> Supplied text:
++++++++++

Fleet News

Business Driver: ‘The driver is always the highest risk element’


As fleet management has evolved over the past decade, it’s become clear that getting hold of data is the easy part – using it effectively to bring about change is where things become a little harder.

Seb Goldin, director of fleet risk management company Business Driver, who launched the company in 2009 after spells at Hertz, Royal Mail, and IAM’s Drive and Survive division, believes that good use of data is key to successfully managing drivers. 

The company’s driver assessments are based on multiple data sources. Its Risktraker system stores data on each driver from multiple sources, including online risk assessments, telematics, collisions and licence checks. The system also manages practical training interventions which are appropriate to each driver’s identified need. 

This data-led approach has seen Business Driver experience more than 100% growth year-on-year. Its 35 customers include major fleets such as British Gas, Diageo, Thames Water and National Grid.
Goldin echoes the growing belief that driver behaviour and risk is something that cannot be ignored by fleets.

“The driver, until we get fully autonomous cars, is always the highest risk element in road safety,” he says. “We find with our existing client base, once they start to look at , it’s a process that just gets enhanced and improved, and begins to spread across the business.”

 Goldin says the approach taken very much depends on how much work the business in question has previously undertaken around driver risk, and the starting point varies wildly. Business Driver gets involved at the policy stage, helping a company identify and implement a road risk policy.

“For larger, longer-term clients our role is very much developing a strategy with them,” says Goldin. “Suggesting different ways of communicating and changing the culture is key. That can start from helping clients to write or revamp their driving at work policy – what should be in that policy and how it can be communicated. Things we’ve suggested include having a centralised mandate in the policy, so they don’t have to get every driver to sign an additional form for licence checking.”

While policies should be tailored to each individual business, Goldin states there is still benefit from looking at the different policies and procedures of other businesses. “Fleets should benchmark their policies against others, so that they understand they are doing what they need to do, both morally and legally,” he says. 

Business Driver hosts benchmarking sessions for its clients and shares best practice, such as how to implement a ban on hands-free mobile phone use. 

The work undertaken by Business Driver for clients varies, with programmes tailored to specific needs. “One client is now rolling out a programme where every new driver receives a training ‘intervention’, and rolling out a change-led approach for existing staff,” says Goldin. “Rather than just a refresh, we’ll work with their accident management provider to target any drivers who have been involved in an incident.”

++++++++++

> Image-based layout data:
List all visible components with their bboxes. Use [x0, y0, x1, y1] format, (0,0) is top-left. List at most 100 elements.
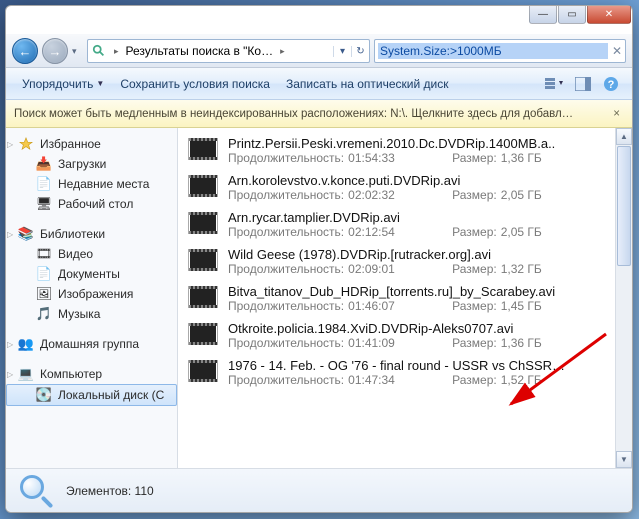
file-duration: 02:12:54 [348, 225, 412, 239]
info-close-icon[interactable]: × [609, 108, 624, 120]
file-duration: 01:47:34 [348, 373, 412, 387]
list-item[interactable]: Printz.Persii.Peski.vremeni.2010.Dc.DVDR… [180, 132, 613, 169]
search-location-icon [88, 44, 110, 58]
body: Избранное 📥Загрузки 📄Недавние места 🖥Раб… [6, 128, 632, 468]
info-text: Поиск может быть медленным в неиндексиро… [14, 108, 573, 120]
titlebar[interactable]: — ▭ ✕ [6, 6, 632, 34]
video-thumbnail-icon [188, 249, 218, 271]
chevron-right-icon[interactable]: ▸ [110, 46, 123, 57]
video-thumbnail-icon [188, 138, 218, 160]
pictures-icon: 🖼 [36, 286, 52, 302]
sidebar-favorites[interactable]: Избранное [6, 134, 177, 154]
file-name: Wild Geese (1978).DVDRip.[rutracker.org]… [228, 247, 605, 262]
breadcrumb-dropdown[interactable]: ▾ [333, 46, 351, 57]
homegroup-icon: 👥 [18, 336, 34, 352]
organize-button[interactable]: Упорядочить▼ [14, 73, 112, 95]
file-name: Printz.Persii.Peski.vremeni.2010.Dc.DVDR… [228, 136, 605, 151]
refresh-button[interactable]: ↻ [351, 46, 369, 57]
duration-label: Продолжительность: [228, 299, 344, 313]
sidebar-item-documents[interactable]: 📄Документы [6, 264, 177, 284]
close-button[interactable]: ✕ [587, 6, 631, 24]
sidebar-homegroup[interactable]: 👥 Домашняя группа [6, 334, 177, 354]
recent-icon: 📄 [36, 176, 52, 192]
toolbar: Упорядочить▼ Сохранить условия поиска За… [6, 68, 632, 100]
help-button[interactable]: ? [598, 73, 624, 95]
save-search-button[interactable]: Сохранить условия поиска [112, 73, 278, 95]
star-icon [18, 136, 34, 152]
preview-pane-button[interactable] [570, 73, 596, 95]
list-item[interactable]: Wild Geese (1978).DVDRip.[rutracker.org]… [180, 243, 613, 280]
file-duration: 02:09:01 [348, 262, 412, 276]
duration-label: Продолжительность: [228, 336, 344, 350]
sidebar: Избранное 📥Загрузки 📄Недавние места 🖥Раб… [6, 128, 178, 468]
disk-icon: 💽 [36, 387, 52, 403]
list-item[interactable]: Arn.korolevstvo.v.konce.puti.DVDRip.aviП… [180, 169, 613, 206]
computer-icon: 💻 [18, 366, 34, 382]
sidebar-item-music[interactable]: 🎵Музыка [6, 304, 177, 324]
scroll-down-button[interactable]: ▼ [616, 451, 632, 468]
search-input[interactable] [378, 43, 608, 59]
video-thumbnail-icon [188, 175, 218, 197]
sidebar-computer[interactable]: 💻 Компьютер [6, 364, 177, 384]
maximize-button[interactable]: ▭ [558, 6, 586, 24]
video-thumbnail-icon [188, 360, 218, 382]
info-bar[interactable]: Поиск может быть медленным в неиндексиро… [6, 100, 632, 128]
size-label: Размер: [452, 373, 497, 387]
duration-label: Продолжительность: [228, 188, 344, 202]
search-box[interactable]: ✕ [374, 39, 626, 63]
history-dropdown[interactable]: ▾ [72, 46, 83, 57]
video-icon: 🎞 [36, 246, 52, 262]
file-name: Otkroite.policia.1984.XviD.DVDRip-Aleks0… [228, 321, 605, 336]
chevron-right-icon[interactable]: ▸ [276, 46, 289, 57]
list-pane: Printz.Persii.Peski.vremeni.2010.Dc.DVDR… [178, 128, 615, 468]
sidebar-libraries[interactable]: 📚 Библиотеки [6, 224, 177, 244]
file-size: 1,36 ГБ [501, 336, 542, 350]
sidebar-item-local-disk[interactable]: 💽Локальный диск (С [6, 384, 177, 406]
forward-button[interactable]: → [42, 38, 68, 64]
downloads-icon: 📥 [36, 156, 52, 172]
scroll-up-button[interactable]: ▲ [616, 128, 632, 145]
elements-label: Элементов: [66, 484, 131, 498]
sidebar-item-desktop[interactable]: 🖥Рабочий стол [6, 194, 177, 214]
file-name: Bitva_titanov_Dub_HDRip_[torrents.ru]_by… [228, 284, 605, 299]
libraries-icon: 📚 [18, 226, 34, 242]
file-name: Arn.rycar.tamplier.DVDRip.avi [228, 210, 605, 225]
elements-count: 110 [135, 484, 154, 498]
file-name: Arn.korolevstvo.v.konce.puti.DVDRip.avi [228, 173, 605, 188]
scrollbar[interactable]: ▲ ▼ [615, 128, 632, 468]
file-size: 1,45 ГБ [501, 299, 542, 313]
file-size: 1,36 ГБ [501, 151, 542, 165]
view-options-button[interactable] [542, 73, 568, 95]
nav-bar: ← → ▾ ▸ Результаты поиска в "Ко… ▸ ▾ ↻ ✕ [6, 34, 632, 68]
file-duration: 01:46:07 [348, 299, 412, 313]
file-size: 1,32 ГБ [501, 262, 542, 276]
clear-search-icon[interactable]: ✕ [608, 44, 622, 58]
minimize-button[interactable]: — [529, 6, 557, 24]
status-bar: Элементов: 110 [6, 468, 632, 512]
size-label: Размер: [452, 188, 497, 202]
sidebar-item-pictures[interactable]: 🖼Изображения [6, 284, 177, 304]
video-thumbnail-icon [188, 323, 218, 345]
explorer-window: — ▭ ✕ ← → ▾ ▸ Результаты поиска в "Ко… ▸… [5, 5, 633, 513]
size-label: Размер: [452, 225, 497, 239]
list-item[interactable]: Otkroite.policia.1984.XviD.DVDRip-Aleks0… [180, 317, 613, 354]
duration-label: Продолжительность: [228, 225, 344, 239]
sidebar-item-downloads[interactable]: 📥Загрузки [6, 154, 177, 174]
sidebar-item-recent[interactable]: 📄Недавние места [6, 174, 177, 194]
list-item[interactable]: Arn.rycar.tamplier.DVDRip.aviПродолжител… [180, 206, 613, 243]
list-item[interactable]: Bitva_titanov_Dub_HDRip_[torrents.ru]_by… [180, 280, 613, 317]
duration-label: Продолжительность: [228, 373, 344, 387]
burn-button[interactable]: Записать на оптический диск [278, 73, 457, 95]
magnifier-icon [18, 473, 54, 509]
list-item[interactable]: 1976 - 14. Feb. - OG '76 - final round -… [180, 354, 613, 391]
breadcrumb-segment[interactable]: Результаты поиска в "Ко… [123, 44, 277, 58]
breadcrumb[interactable]: ▸ Результаты поиска в "Ко… ▸ ▾ ↻ [87, 39, 370, 63]
size-label: Размер: [452, 336, 497, 350]
file-duration: 02:02:32 [348, 188, 412, 202]
file-size: 1,52 ГБ [501, 373, 542, 387]
back-button[interactable]: ← [12, 38, 38, 64]
svg-text:?: ? [608, 79, 615, 91]
scroll-thumb[interactable] [617, 146, 631, 266]
sidebar-item-video[interactable]: 🎞Видео [6, 244, 177, 264]
size-label: Размер: [452, 299, 497, 313]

++++++++++

> Directions for this task:
Answer these questions from the Business Driver article:
(a) In what year did Seb Goldin launch Business Driver?
(b) How many customers does Business Driver have?
(c) What ban is named as an example of best practice shared at the company's benchmarking sessions?
None of the data above is needed.

> Answer to this problem:
(a) 2009
(b) 35
(c) A ban on hands-free mobile phone use